## Exercise
Output each line exactly as it appears, skipping any embedded picture.

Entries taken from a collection
____________________

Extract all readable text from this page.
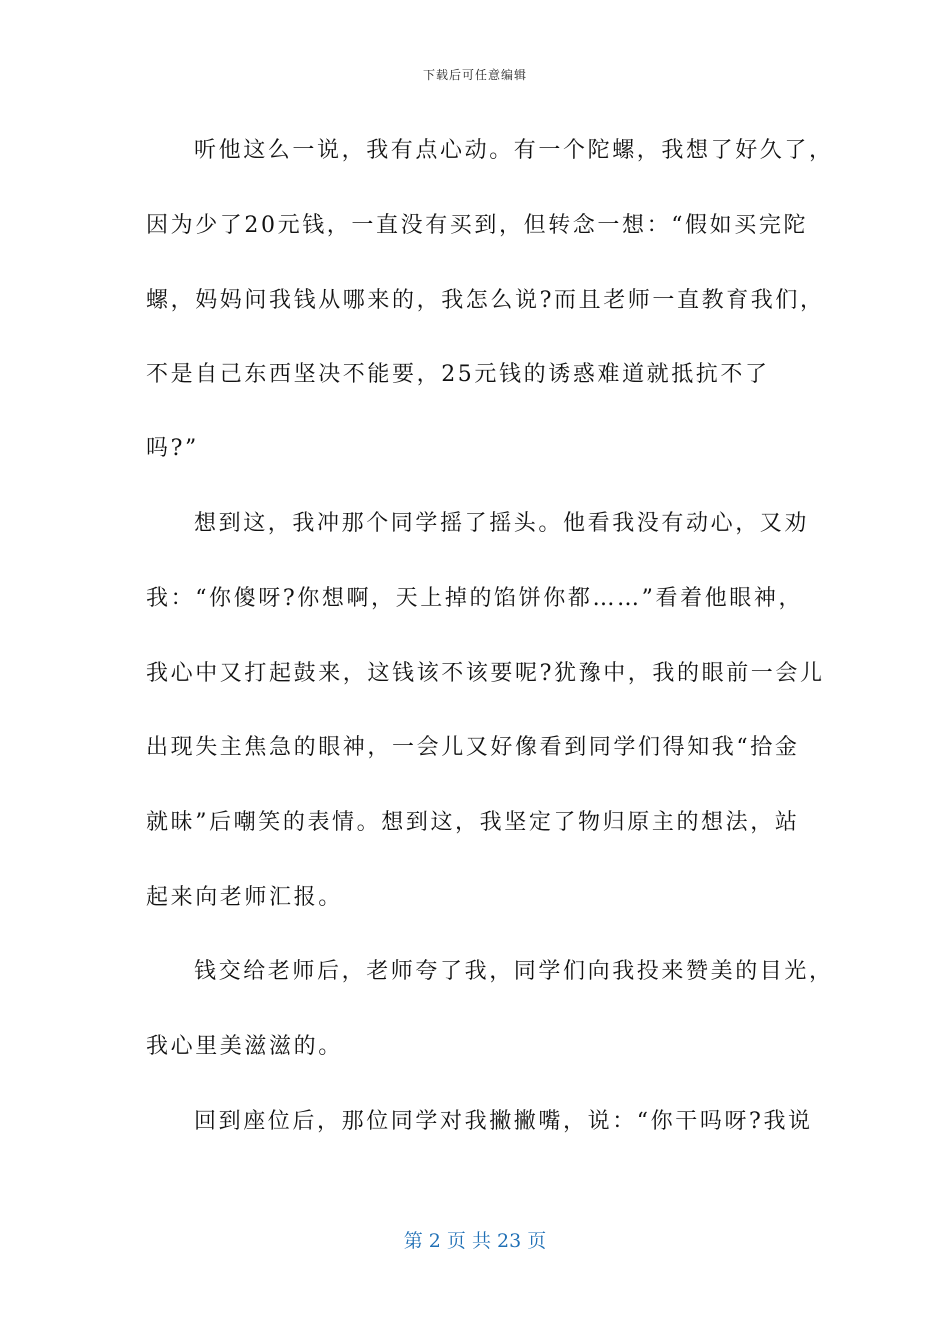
下载后可任意编辑
听他这么一说，我有点心动。有一个陀螺，我想了好久了，
因为少了20元钱，一直没有买到，但转念一想：“假如买完陀
螺，妈妈问我钱从哪来的，我怎么说?而且老师一直教育我们，
不是自己东西坚决不能要，25元钱的诱惑难道就抵抗不了
吗?”
想到这，我冲那个同学摇了摇头。他看我没有动心，又劝
我：“你傻呀?你想啊，天上掉的馅饼你都……”看着他眼神，
我心中又打起鼓来，这钱该不该要呢?犹豫中，我的眼前一会儿
出现失主焦急的眼神，一会儿又好像看到同学们得知我“拾金
就昧”后嘲笑的表情。想到这，我坚定了物归原主的想法，站
起来向老师汇报。
钱交给老师后，老师夸了我，同学们向我投来赞美的目光，
我心里美滋滋的。
回到座位后，那位同学对我撇撇嘴，说：“你干吗呀?我说
第 2 页 共 23 页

____________________

## The response
Extract all readable text from this page.
下载后可任意编辑
听他这么一说，我有点心动。有一个陀螺，我想了好久了，
因为少了20元钱，一直没有买到，但转念一想：“假如买完陀
螺，妈妈问我钱从哪来的，我怎么说?而且老师一直教育我们，
不是自己东西坚决不能要，25元钱的诱惑难道就抵抗不了
吗?”
想到这，我冲那个同学摇了摇头。他看我没有动心，又劝
我：“你傻呀?你想啊，天上掉的馅饼你都……”看着他眼神，
我心中又打起鼓来，这钱该不该要呢?犹豫中，我的眼前一会儿
出现失主焦急的眼神，一会儿又好像看到同学们得知我“拾金
就昧”后嘲笑的表情。想到这，我坚定了物归原主的想法，站
起来向老师汇报。
钱交给老师后，老师夸了我，同学们向我投来赞美的目光，
我心里美滋滋的。
回到座位后，那位同学对我撇撇嘴，说：“你干吗呀?我说
第 2 页 共 23 页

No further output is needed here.